THE PROBLEM:
Return the entries below verbatim. Pictures stay out.

DATASET EXCERPTS:
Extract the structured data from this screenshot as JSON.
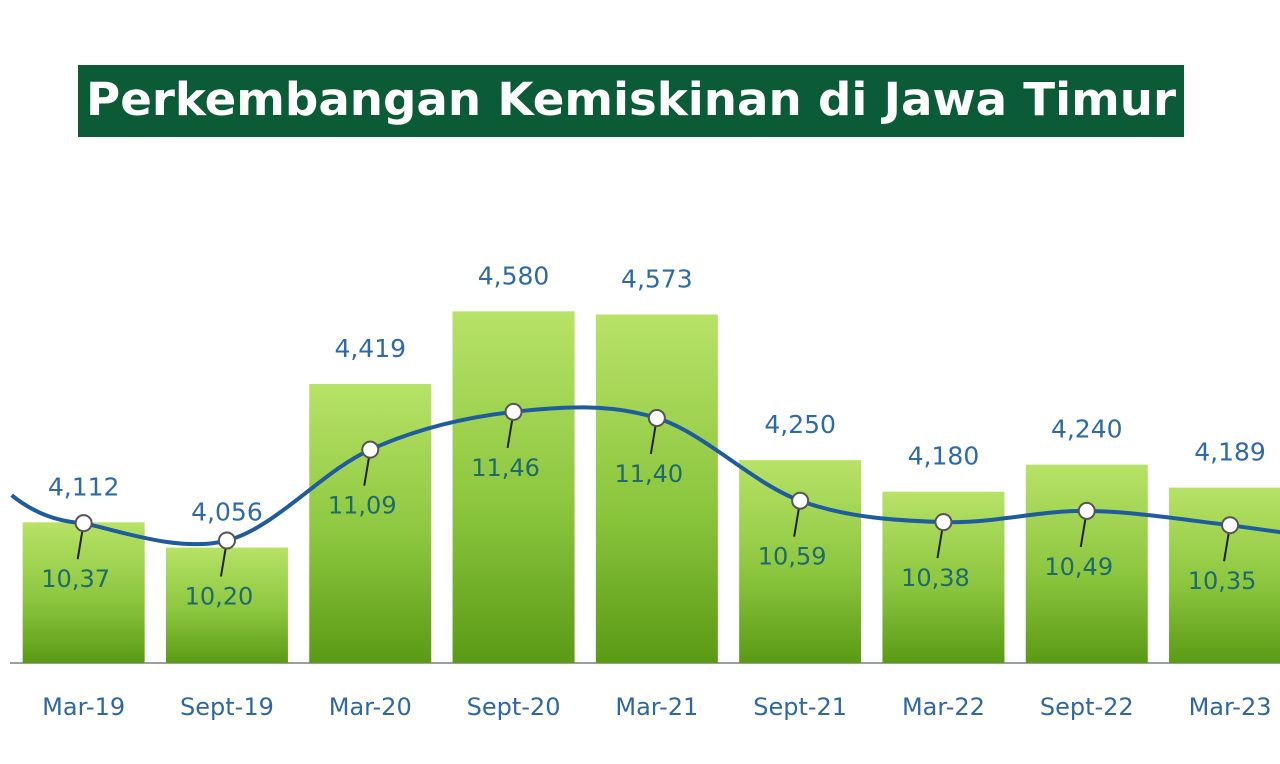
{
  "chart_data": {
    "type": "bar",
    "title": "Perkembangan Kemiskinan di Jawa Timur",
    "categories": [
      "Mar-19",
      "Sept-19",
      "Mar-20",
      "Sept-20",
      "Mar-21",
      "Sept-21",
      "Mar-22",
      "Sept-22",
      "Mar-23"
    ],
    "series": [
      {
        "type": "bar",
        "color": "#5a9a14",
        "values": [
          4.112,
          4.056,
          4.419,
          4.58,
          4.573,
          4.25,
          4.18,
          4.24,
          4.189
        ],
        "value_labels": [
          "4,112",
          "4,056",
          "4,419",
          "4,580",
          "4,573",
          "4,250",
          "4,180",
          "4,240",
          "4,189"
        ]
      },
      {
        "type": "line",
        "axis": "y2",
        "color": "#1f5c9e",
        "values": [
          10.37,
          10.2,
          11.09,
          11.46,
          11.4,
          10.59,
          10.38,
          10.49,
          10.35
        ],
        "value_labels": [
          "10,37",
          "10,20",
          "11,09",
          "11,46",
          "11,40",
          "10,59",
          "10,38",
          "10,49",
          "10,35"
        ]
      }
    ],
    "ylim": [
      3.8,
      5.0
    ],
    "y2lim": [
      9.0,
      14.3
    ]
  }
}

ANSWER TO THE EXERCISE:
Extract the structured data from this screenshot as JSON.
{
  "chart_data": {
    "type": "bar",
    "title": "Perkembangan Kemiskinan di Jawa Timur",
    "categories": [
      "Mar-19",
      "Sept-19",
      "Mar-20",
      "Sept-20",
      "Mar-21",
      "Sept-21",
      "Mar-22",
      "Sept-22",
      "Mar-23"
    ],
    "series": [
      {
        "type": "bar",
        "color": "#5a9a14",
        "values": [
          4.112,
          4.056,
          4.419,
          4.58,
          4.573,
          4.25,
          4.18,
          4.24,
          4.189
        ],
        "value_labels": [
          "4,112",
          "4,056",
          "4,419",
          "4,580",
          "4,573",
          "4,250",
          "4,180",
          "4,240",
          "4,189"
        ]
      },
      {
        "type": "line",
        "axis": "y2",
        "color": "#1f5c9e",
        "values": [
          10.37,
          10.2,
          11.09,
          11.46,
          11.4,
          10.59,
          10.38,
          10.49,
          10.35
        ],
        "value_labels": [
          "10,37",
          "10,20",
          "11,09",
          "11,46",
          "11,40",
          "10,59",
          "10,38",
          "10,49",
          "10,35"
        ]
      }
    ],
    "ylim": [
      3.8,
      5.0
    ],
    "y2lim": [
      9.0,
      14.3
    ]
  }
}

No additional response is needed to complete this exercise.